### Stored items
- - -

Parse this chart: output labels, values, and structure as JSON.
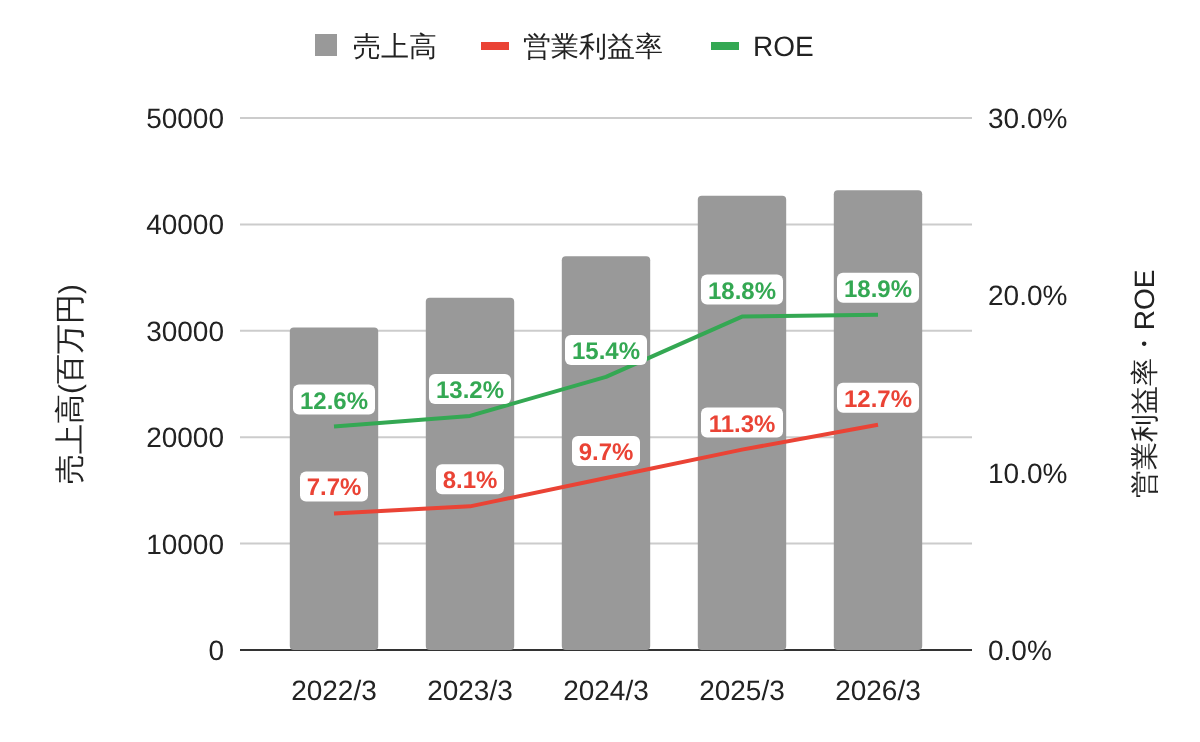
{
  "chart_data": {
    "type": "bar",
    "ylabel": "売上高(百万円)",
    "y2label": "営業利益率・ROE",
    "categories": [
      "2022/3",
      "2023/3",
      "2024/3",
      "2025/3",
      "2026/3"
    ],
    "series": [
      {
        "name": "売上高",
        "color": "#999999",
        "values": [
          30300,
          33100,
          37000,
          42700,
          43200
        ]
      },
      {
        "name": "営業利益率",
        "type": "line",
        "axis": "y2",
        "color": "#ea4335",
        "values": [
          7.7,
          8.1,
          9.7,
          11.3,
          12.7
        ],
        "value_labels": [
          "7.7%",
          "8.1%",
          "9.7%",
          "11.3%",
          "12.7%"
        ]
      },
      {
        "name": "ROE",
        "type": "line",
        "axis": "y2",
        "color": "#34a853",
        "values": [
          12.6,
          13.2,
          15.4,
          18.8,
          18.9
        ],
        "value_labels": [
          "12.6%",
          "13.2%",
          "15.4%",
          "18.8%",
          "18.9%"
        ]
      }
    ],
    "ylim": [
      0,
      50000
    ],
    "yticks": [
      0,
      10000,
      20000,
      30000,
      40000,
      50000
    ],
    "y2lim": [
      0,
      30
    ],
    "y2ticks": [
      {
        "value": 0,
        "label": "0.0%"
      },
      {
        "value": 10,
        "label": "10.0%"
      },
      {
        "value": 20,
        "label": "20.0%"
      },
      {
        "value": 30,
        "label": "30.0%"
      }
    ],
    "grid": "y",
    "legend": "top"
  }
}
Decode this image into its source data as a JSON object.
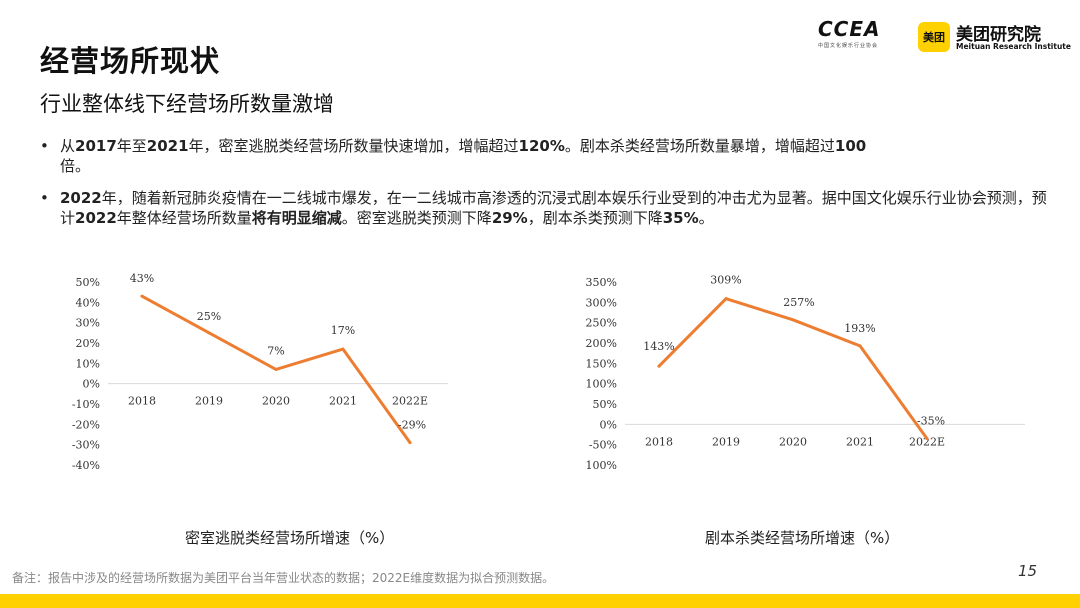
{
  "header": {
    "title": "经营场所现状",
    "subtitle": "行业整体线下经营场所数量激增"
  },
  "logos": {
    "ccea_text": "CCEA",
    "ccea_sub": "中国文化娱乐行业协会",
    "meituan_badge": "美团",
    "meituan_name": "美团研究院",
    "meituan_en": "Meituan Research Institute"
  },
  "bullets": [
    {
      "p1": "从",
      "b1": "2017",
      "p2": "年至",
      "b2": "2021",
      "p3": "年，密室逃脱类经营场所数量快速增加，增幅超过",
      "b3": "120%",
      "p4": "。剧本杀类经营场所数量暴增，增幅超过",
      "b4": "100",
      "p5": "倍。"
    },
    {
      "b1": "2022",
      "p1": "年，随着新冠肺炎疫情在一二线城市爆发，在一二线城市高渗透的沉浸式剧本娱乐行业受到的冲击尤为显著。据中国文化娱乐行业协会预测，预计",
      "b2": "2022",
      "p2": "年整体经营场所数量",
      "b3": "将有明显缩减",
      "p3": "。密室逃脱类预测下降",
      "b4": "29%",
      "p4": "，剧本杀类预测下降",
      "b5": "35%",
      "p5": "。"
    }
  ],
  "captions": {
    "chart1": "密室逃脱类经营场所增速（%）",
    "chart2": "剧本杀类经营场所增速（%）"
  },
  "footer": {
    "note": "备注：报告中涉及的经营场所数据为美团平台当年营业状态的数据；2022E维度数据为拟合预测数据。",
    "page": "15"
  },
  "colors": {
    "line": "#ed7d31",
    "axis": "#d9d9d9",
    "accent": "#ffd100"
  },
  "chart_data": [
    {
      "type": "line",
      "title": "密室逃脱类经营场所增速（%）",
      "categories": [
        "2018",
        "2019",
        "2020",
        "2021",
        "2022E"
      ],
      "values": [
        43,
        25,
        7,
        17,
        -29
      ],
      "data_labels": [
        "43%",
        "25%",
        "7%",
        "17%",
        "-29%"
      ],
      "yticks": [
        "50%",
        "40%",
        "30%",
        "20%",
        "10%",
        "0%",
        "-10%",
        "-20%",
        "-30%",
        "-40%"
      ],
      "ylim": [
        -40,
        50
      ],
      "ystep": 10,
      "grid": false,
      "legend": "none"
    },
    {
      "type": "line",
      "title": "剧本杀类经营场所增速（%）",
      "categories": [
        "2018",
        "2019",
        "2020",
        "2021",
        "2022E"
      ],
      "values": [
        143,
        309,
        257,
        193,
        -35
      ],
      "data_labels": [
        "143%",
        "309%",
        "257%",
        "193%",
        "-35%"
      ],
      "yticks": [
        "350%",
        "300%",
        "250%",
        "200%",
        "150%",
        "100%",
        "50%",
        "0%",
        "-50%",
        "-100%"
      ],
      "ylim": [
        -100,
        350
      ],
      "ystep": 50,
      "grid": false,
      "legend": "none"
    }
  ]
}
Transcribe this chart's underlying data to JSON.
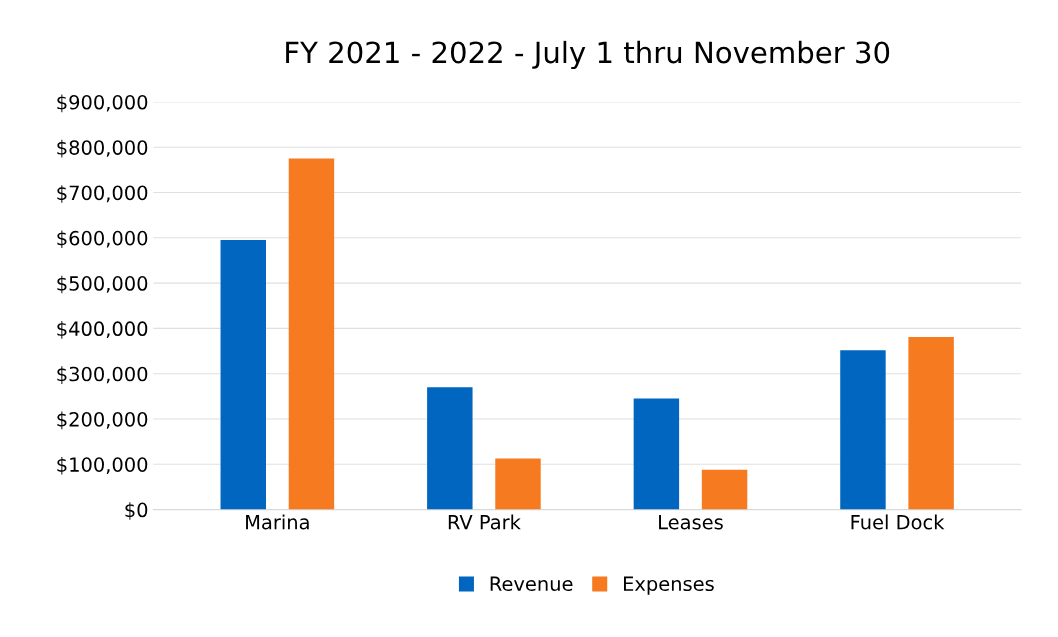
{
  "chart_data": {
    "type": "bar",
    "title": "FY 2021 - 2022 - July 1 thru November 30",
    "categories": [
      "Marina",
      "RV Park",
      "Leases",
      "Fuel Dock"
    ],
    "series": [
      {
        "name": "Revenue",
        "color": "#0066c0",
        "values": [
          595000,
          270000,
          245000,
          352000
        ]
      },
      {
        "name": "Expenses",
        "color": "#f57a20",
        "values": [
          775000,
          113000,
          88000,
          381000
        ]
      }
    ],
    "ylim": [
      0,
      900000
    ],
    "yticks": [
      {
        "value": 0,
        "label": "$0"
      },
      {
        "value": 100000,
        "label": "$100,000"
      },
      {
        "value": 200000,
        "label": "$200,000"
      },
      {
        "value": 300000,
        "label": "$300,000"
      },
      {
        "value": 400000,
        "label": "$400,000"
      },
      {
        "value": 500000,
        "label": "$500,000"
      },
      {
        "value": 600000,
        "label": "$600,000"
      },
      {
        "value": 700000,
        "label": "$700,000"
      },
      {
        "value": 800000,
        "label": "$800,000"
      },
      {
        "value": 900000,
        "label": "$900,000"
      }
    ],
    "grid": "y",
    "legend": "bottom"
  }
}
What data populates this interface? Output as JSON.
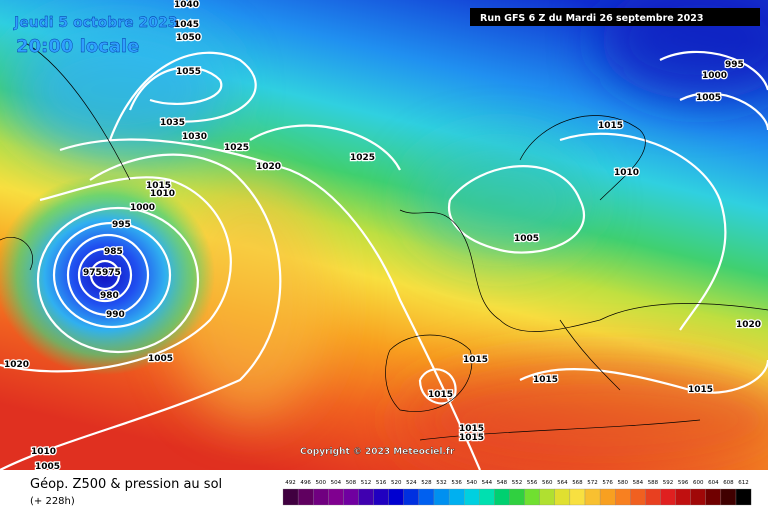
{
  "header": {
    "date": "Jeudi 5 octobre 2023",
    "time": "20:00 locale",
    "run": "Run GFS 6 Z du Mardi 26 septembre 2023"
  },
  "copyright": "Copyright © 2023 Meteociel.fr",
  "footer": {
    "title": "Géop. Z500 & pression au sol",
    "lead": "(+ 228h)"
  },
  "legend": {
    "scale": [
      492,
      496,
      500,
      504,
      508,
      512,
      516,
      520,
      524,
      528,
      532,
      536,
      540,
      544,
      548,
      552,
      556,
      560,
      564,
      568,
      572,
      576,
      580,
      584,
      588,
      592,
      596,
      600,
      604,
      608,
      612
    ]
  },
  "isobars": [
    "1040",
    "1045",
    "1050",
    "1055",
    "1035",
    "1030",
    "1025",
    "1020",
    "1025",
    "1015",
    "1010",
    "1000",
    "995",
    "985",
    "975",
    "975",
    "980",
    "990",
    "1005",
    "1020",
    "1010",
    "1005",
    "995",
    "1000",
    "1005",
    "1015",
    "1010",
    "1005",
    "1020",
    "1015",
    "1015",
    "1015",
    "1015",
    "1015",
    "1015"
  ]
}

- - -

### AIM OF THE TASK
For the entries above, state how many lines contain the word "密室逃脱类经营场所增速". Provide the number by itself.

### RESULT FOR THIS TASK
2